— Begin —
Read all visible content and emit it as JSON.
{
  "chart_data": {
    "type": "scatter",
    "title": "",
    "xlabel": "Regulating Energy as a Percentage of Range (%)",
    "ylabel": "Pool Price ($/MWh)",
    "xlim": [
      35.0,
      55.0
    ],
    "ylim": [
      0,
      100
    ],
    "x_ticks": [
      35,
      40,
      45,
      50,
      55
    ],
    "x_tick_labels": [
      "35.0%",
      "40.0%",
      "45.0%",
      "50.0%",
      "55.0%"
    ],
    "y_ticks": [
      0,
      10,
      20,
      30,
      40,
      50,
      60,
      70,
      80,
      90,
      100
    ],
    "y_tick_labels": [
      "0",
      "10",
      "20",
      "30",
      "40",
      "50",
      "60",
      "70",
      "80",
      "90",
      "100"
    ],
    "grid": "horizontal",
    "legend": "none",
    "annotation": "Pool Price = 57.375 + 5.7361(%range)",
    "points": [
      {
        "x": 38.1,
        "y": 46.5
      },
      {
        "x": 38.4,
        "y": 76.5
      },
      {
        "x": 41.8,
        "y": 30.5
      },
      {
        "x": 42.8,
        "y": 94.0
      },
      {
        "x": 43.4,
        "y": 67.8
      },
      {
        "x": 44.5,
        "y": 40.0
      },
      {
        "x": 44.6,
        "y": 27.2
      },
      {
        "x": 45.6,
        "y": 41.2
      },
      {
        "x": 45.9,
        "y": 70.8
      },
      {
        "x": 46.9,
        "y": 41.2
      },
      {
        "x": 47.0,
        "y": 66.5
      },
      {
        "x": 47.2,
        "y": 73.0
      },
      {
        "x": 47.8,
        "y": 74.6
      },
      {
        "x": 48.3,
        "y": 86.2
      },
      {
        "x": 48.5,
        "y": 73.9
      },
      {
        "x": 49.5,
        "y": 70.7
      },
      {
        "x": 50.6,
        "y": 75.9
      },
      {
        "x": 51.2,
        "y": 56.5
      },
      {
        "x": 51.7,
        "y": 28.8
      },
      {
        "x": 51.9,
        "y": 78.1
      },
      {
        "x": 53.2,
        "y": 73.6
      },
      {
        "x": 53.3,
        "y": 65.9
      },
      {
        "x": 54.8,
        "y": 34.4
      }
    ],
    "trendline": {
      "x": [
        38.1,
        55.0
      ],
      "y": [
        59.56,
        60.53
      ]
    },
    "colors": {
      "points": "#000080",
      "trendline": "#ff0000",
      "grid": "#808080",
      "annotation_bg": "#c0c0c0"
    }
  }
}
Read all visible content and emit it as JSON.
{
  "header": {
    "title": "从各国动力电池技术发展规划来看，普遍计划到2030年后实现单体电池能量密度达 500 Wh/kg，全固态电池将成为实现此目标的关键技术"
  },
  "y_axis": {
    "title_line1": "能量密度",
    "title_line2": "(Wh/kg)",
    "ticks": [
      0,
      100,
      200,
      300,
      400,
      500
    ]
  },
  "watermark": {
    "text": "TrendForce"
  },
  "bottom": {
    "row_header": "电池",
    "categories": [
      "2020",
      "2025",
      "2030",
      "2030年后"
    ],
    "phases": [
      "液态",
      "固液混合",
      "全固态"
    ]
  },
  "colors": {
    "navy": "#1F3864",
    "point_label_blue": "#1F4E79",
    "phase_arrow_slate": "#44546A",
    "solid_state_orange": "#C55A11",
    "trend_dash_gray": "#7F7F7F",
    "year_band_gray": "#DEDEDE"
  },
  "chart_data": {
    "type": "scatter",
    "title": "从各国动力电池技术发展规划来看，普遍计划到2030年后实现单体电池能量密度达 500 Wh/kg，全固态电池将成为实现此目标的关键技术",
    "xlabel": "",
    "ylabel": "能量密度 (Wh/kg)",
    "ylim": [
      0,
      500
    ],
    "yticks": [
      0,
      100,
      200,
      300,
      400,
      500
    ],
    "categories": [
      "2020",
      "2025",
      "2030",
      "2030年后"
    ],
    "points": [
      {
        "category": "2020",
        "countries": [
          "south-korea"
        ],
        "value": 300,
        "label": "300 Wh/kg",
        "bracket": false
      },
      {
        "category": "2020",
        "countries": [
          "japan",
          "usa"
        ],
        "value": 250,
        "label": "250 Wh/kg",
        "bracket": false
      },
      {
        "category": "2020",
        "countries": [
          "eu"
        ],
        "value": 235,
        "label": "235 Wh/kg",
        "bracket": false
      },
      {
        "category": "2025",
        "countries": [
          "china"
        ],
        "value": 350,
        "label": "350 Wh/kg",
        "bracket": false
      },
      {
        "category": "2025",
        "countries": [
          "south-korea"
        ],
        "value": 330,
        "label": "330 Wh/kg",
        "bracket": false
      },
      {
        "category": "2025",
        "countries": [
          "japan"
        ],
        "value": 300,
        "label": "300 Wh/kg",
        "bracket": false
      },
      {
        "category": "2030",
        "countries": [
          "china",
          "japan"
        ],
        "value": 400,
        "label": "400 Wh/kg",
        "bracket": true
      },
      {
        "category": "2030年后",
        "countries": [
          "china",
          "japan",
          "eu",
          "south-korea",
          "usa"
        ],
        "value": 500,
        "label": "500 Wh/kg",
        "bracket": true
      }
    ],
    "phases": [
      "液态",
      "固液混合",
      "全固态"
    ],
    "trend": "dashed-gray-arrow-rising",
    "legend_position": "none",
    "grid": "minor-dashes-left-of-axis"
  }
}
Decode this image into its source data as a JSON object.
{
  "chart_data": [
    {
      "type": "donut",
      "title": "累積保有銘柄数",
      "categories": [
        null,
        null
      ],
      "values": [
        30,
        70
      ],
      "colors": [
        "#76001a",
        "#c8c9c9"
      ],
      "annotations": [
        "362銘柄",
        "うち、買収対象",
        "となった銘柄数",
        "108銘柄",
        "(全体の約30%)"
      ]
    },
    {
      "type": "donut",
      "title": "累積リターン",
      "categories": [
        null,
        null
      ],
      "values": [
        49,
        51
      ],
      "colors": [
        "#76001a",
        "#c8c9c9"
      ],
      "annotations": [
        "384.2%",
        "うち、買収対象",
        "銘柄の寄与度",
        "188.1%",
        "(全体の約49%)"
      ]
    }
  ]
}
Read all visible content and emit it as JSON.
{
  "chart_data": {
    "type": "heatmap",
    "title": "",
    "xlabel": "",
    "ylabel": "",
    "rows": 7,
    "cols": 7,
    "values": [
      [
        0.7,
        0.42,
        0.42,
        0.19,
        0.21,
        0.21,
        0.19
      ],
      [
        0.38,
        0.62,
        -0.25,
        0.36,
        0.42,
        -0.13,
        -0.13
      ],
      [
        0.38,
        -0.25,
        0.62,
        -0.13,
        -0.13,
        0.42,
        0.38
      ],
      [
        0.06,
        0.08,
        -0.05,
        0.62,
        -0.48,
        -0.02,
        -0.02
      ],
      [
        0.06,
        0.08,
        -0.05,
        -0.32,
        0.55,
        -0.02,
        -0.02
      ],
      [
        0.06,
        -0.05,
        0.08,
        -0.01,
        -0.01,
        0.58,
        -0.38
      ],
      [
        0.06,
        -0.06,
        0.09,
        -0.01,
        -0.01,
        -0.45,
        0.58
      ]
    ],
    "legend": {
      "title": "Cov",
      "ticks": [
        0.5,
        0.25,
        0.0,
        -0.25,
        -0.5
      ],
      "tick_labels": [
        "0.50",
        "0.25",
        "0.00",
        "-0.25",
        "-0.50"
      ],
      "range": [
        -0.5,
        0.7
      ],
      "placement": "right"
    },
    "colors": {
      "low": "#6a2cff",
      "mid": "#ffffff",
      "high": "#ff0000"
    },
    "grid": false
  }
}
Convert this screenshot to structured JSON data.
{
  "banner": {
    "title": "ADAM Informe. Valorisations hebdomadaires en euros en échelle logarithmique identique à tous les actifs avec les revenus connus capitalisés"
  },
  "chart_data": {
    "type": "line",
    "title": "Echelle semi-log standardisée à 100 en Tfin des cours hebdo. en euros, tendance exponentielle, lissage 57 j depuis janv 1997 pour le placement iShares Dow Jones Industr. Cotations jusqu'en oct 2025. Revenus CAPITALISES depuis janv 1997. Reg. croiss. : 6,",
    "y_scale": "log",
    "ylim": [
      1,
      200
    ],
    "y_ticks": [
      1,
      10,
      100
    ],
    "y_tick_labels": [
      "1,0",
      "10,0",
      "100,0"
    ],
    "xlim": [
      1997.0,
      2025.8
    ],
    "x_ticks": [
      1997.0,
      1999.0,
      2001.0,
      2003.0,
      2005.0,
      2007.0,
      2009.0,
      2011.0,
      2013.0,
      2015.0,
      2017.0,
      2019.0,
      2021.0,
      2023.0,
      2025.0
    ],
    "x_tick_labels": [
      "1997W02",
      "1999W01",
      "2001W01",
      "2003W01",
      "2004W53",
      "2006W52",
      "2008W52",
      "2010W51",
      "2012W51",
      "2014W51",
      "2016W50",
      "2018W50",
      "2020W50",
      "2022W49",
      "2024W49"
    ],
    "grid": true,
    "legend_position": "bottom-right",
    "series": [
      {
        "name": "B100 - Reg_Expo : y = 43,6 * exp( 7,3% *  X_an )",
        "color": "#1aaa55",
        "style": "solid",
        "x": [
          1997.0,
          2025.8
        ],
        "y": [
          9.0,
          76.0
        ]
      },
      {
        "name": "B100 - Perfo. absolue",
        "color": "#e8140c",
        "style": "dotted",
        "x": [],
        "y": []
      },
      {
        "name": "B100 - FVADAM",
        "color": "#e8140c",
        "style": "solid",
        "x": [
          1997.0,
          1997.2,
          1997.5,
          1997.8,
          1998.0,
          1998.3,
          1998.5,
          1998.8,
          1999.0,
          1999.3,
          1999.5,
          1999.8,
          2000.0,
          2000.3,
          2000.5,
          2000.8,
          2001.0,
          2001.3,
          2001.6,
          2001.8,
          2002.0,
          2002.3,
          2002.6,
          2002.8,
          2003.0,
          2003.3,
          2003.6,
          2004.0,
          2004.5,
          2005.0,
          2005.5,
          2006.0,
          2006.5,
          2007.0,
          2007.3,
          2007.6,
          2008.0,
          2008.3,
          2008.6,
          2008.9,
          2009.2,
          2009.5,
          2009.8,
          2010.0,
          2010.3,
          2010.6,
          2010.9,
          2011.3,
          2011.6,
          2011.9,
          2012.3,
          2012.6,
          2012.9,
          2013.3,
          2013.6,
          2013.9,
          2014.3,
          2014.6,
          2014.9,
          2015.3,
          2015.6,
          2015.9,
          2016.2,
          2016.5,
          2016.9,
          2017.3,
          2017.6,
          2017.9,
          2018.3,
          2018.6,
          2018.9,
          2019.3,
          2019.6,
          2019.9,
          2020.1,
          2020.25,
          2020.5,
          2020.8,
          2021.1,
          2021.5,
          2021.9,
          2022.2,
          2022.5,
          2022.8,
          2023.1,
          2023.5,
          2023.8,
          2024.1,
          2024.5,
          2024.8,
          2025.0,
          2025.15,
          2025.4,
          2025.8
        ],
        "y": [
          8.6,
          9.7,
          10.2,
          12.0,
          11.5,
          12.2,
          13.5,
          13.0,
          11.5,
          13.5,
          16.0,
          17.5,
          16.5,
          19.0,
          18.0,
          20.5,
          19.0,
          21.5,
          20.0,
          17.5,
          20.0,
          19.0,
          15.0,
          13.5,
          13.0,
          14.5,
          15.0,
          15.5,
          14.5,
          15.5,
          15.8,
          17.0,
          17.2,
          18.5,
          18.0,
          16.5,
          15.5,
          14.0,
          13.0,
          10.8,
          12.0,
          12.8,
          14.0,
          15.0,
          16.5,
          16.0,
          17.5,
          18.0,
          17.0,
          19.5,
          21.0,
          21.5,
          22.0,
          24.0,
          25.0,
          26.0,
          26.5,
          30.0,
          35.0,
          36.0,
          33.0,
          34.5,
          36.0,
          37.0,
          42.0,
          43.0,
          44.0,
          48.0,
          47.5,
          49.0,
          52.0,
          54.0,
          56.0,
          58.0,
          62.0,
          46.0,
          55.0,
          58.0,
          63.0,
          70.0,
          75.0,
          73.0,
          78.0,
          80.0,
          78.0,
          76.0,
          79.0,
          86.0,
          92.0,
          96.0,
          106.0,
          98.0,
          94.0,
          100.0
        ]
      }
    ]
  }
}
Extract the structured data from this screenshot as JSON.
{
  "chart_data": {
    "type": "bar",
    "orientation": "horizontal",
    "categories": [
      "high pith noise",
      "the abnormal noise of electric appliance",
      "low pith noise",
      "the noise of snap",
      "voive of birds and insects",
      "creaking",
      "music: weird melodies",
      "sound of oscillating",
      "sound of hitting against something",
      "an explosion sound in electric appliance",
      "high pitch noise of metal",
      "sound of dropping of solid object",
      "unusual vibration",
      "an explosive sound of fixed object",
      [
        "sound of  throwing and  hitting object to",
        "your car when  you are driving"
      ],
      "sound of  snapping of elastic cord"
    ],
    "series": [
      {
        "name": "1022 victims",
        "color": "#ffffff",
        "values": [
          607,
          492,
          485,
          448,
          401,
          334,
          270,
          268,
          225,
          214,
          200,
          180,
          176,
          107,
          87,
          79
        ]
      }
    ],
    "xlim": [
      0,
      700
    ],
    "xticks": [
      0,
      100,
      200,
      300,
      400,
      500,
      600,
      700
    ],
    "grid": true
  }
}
— End —
SET TASK - Your answer should be a single number: the count of lines in the data that include the word "hitting".

EXERCISE ANSWER - 2